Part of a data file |

━━━

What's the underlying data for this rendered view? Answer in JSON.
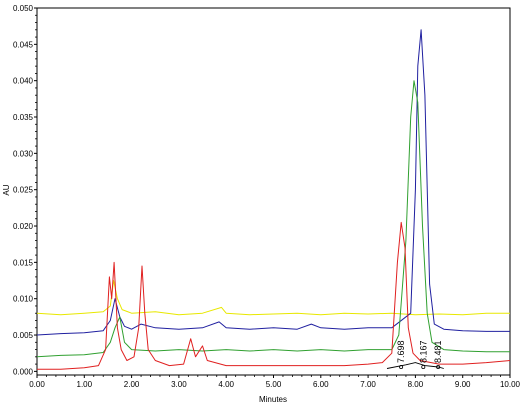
{
  "chart_data": {
    "type": "line",
    "xlabel": "Minutes",
    "ylabel": "AU",
    "xlim": [
      0,
      10
    ],
    "ylim": [
      -0.0005,
      0.05
    ],
    "x_ticks": [
      "0.00",
      "1.00",
      "2.00",
      "3.00",
      "4.00",
      "5.00",
      "6.00",
      "7.00",
      "8.00",
      "9.00",
      "10.00"
    ],
    "y_ticks": [
      "0.000",
      "0.005",
      "0.010",
      "0.015",
      "0.020",
      "0.025",
      "0.030",
      "0.035",
      "0.040",
      "0.045",
      "0.050"
    ],
    "grid": false,
    "series": [
      {
        "color": "#e8e800",
        "points": [
          [
            0,
            0.008
          ],
          [
            0.5,
            0.0078
          ],
          [
            1.0,
            0.008
          ],
          [
            1.4,
            0.0082
          ],
          [
            1.55,
            0.009
          ],
          [
            1.62,
            0.0125
          ],
          [
            1.7,
            0.01
          ],
          [
            1.8,
            0.0085
          ],
          [
            2.0,
            0.008
          ],
          [
            2.5,
            0.0082
          ],
          [
            3.0,
            0.0078
          ],
          [
            3.5,
            0.008
          ],
          [
            3.9,
            0.0088
          ],
          [
            4.0,
            0.008
          ],
          [
            4.5,
            0.0078
          ],
          [
            5.0,
            0.0079
          ],
          [
            5.5,
            0.008
          ],
          [
            6.0,
            0.0078
          ],
          [
            6.5,
            0.008
          ],
          [
            7.0,
            0.0079
          ],
          [
            7.5,
            0.008
          ],
          [
            8.0,
            0.0078
          ],
          [
            8.5,
            0.0079
          ],
          [
            9.0,
            0.0078
          ],
          [
            9.5,
            0.008
          ],
          [
            10.0,
            0.008
          ]
        ]
      },
      {
        "color": "#2020a0",
        "points": [
          [
            0,
            0.005
          ],
          [
            0.5,
            0.0052
          ],
          [
            1.0,
            0.0053
          ],
          [
            1.4,
            0.0056
          ],
          [
            1.55,
            0.007
          ],
          [
            1.65,
            0.01
          ],
          [
            1.75,
            0.0075
          ],
          [
            1.85,
            0.0062
          ],
          [
            2.0,
            0.0058
          ],
          [
            2.2,
            0.0065
          ],
          [
            2.5,
            0.006
          ],
          [
            3.0,
            0.0058
          ],
          [
            3.5,
            0.006
          ],
          [
            3.85,
            0.0068
          ],
          [
            4.0,
            0.006
          ],
          [
            4.5,
            0.0058
          ],
          [
            5.0,
            0.006
          ],
          [
            5.5,
            0.0058
          ],
          [
            5.8,
            0.0065
          ],
          [
            6.0,
            0.006
          ],
          [
            6.5,
            0.0058
          ],
          [
            7.0,
            0.006
          ],
          [
            7.5,
            0.006
          ],
          [
            7.9,
            0.008
          ],
          [
            8.0,
            0.025
          ],
          [
            8.05,
            0.042
          ],
          [
            8.12,
            0.047
          ],
          [
            8.2,
            0.038
          ],
          [
            8.3,
            0.012
          ],
          [
            8.4,
            0.0065
          ],
          [
            8.6,
            0.0058
          ],
          [
            9.0,
            0.0056
          ],
          [
            9.5,
            0.0055
          ],
          [
            10.0,
            0.0055
          ]
        ]
      },
      {
        "color": "#30a030",
        "points": [
          [
            0,
            0.002
          ],
          [
            0.5,
            0.0022
          ],
          [
            1.0,
            0.0023
          ],
          [
            1.4,
            0.0026
          ],
          [
            1.55,
            0.004
          ],
          [
            1.65,
            0.006
          ],
          [
            1.75,
            0.0075
          ],
          [
            1.85,
            0.004
          ],
          [
            2.0,
            0.003
          ],
          [
            2.5,
            0.0028
          ],
          [
            3.0,
            0.003
          ],
          [
            3.5,
            0.0028
          ],
          [
            4.0,
            0.003
          ],
          [
            4.5,
            0.0028
          ],
          [
            5.0,
            0.003
          ],
          [
            5.5,
            0.0028
          ],
          [
            6.0,
            0.003
          ],
          [
            6.5,
            0.0028
          ],
          [
            7.0,
            0.003
          ],
          [
            7.5,
            0.003
          ],
          [
            7.65,
            0.005
          ],
          [
            7.8,
            0.018
          ],
          [
            7.9,
            0.035
          ],
          [
            7.97,
            0.04
          ],
          [
            8.05,
            0.037
          ],
          [
            8.15,
            0.02
          ],
          [
            8.25,
            0.008
          ],
          [
            8.35,
            0.004
          ],
          [
            8.6,
            0.003
          ],
          [
            9.0,
            0.0028
          ],
          [
            9.5,
            0.0027
          ],
          [
            10.0,
            0.0027
          ]
        ]
      },
      {
        "color": "#e02020",
        "points": [
          [
            0,
            0.0003
          ],
          [
            0.5,
            0.0003
          ],
          [
            1.0,
            0.0005
          ],
          [
            1.3,
            0.0008
          ],
          [
            1.45,
            0.003
          ],
          [
            1.53,
            0.013
          ],
          [
            1.58,
            0.01
          ],
          [
            1.63,
            0.015
          ],
          [
            1.7,
            0.006
          ],
          [
            1.78,
            0.003
          ],
          [
            1.9,
            0.0015
          ],
          [
            2.05,
            0.002
          ],
          [
            2.15,
            0.006
          ],
          [
            2.22,
            0.0145
          ],
          [
            2.28,
            0.008
          ],
          [
            2.35,
            0.003
          ],
          [
            2.5,
            0.0015
          ],
          [
            2.8,
            0.0008
          ],
          [
            3.1,
            0.001
          ],
          [
            3.25,
            0.0045
          ],
          [
            3.35,
            0.002
          ],
          [
            3.5,
            0.0035
          ],
          [
            3.6,
            0.0015
          ],
          [
            4.0,
            0.0008
          ],
          [
            4.5,
            0.0008
          ],
          [
            5.0,
            0.0008
          ],
          [
            5.5,
            0.0008
          ],
          [
            6.0,
            0.0008
          ],
          [
            6.5,
            0.0008
          ],
          [
            7.0,
            0.001
          ],
          [
            7.3,
            0.0012
          ],
          [
            7.5,
            0.0025
          ],
          [
            7.62,
            0.015
          ],
          [
            7.7,
            0.0205
          ],
          [
            7.78,
            0.017
          ],
          [
            7.85,
            0.006
          ],
          [
            7.95,
            0.0025
          ],
          [
            8.1,
            0.0015
          ],
          [
            8.5,
            0.001
          ],
          [
            9.0,
            0.001
          ],
          [
            9.5,
            0.0012
          ],
          [
            10.0,
            0.0015
          ]
        ]
      }
    ],
    "annotations": [
      {
        "label": "7.698",
        "x": 7.698
      },
      {
        "label": "8.167",
        "x": 8.167
      },
      {
        "label": "8.481",
        "x": 8.481
      }
    ],
    "baseline": {
      "color": "#000000",
      "points": [
        [
          7.4,
          0.0004
        ],
        [
          7.8,
          0.0009
        ],
        [
          8.0,
          0.0012
        ],
        [
          8.2,
          0.0008
        ],
        [
          8.481,
          0.0006
        ],
        [
          8.6,
          0.0004
        ]
      ]
    }
  }
}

━━━

Of the lines above, copy each that contains "color".

Task answer |
        "color": "#e8e800",
        "color": "#2020a0",
        "color": "#30a030",
        "color": "#e02020",
      "color": "#000000",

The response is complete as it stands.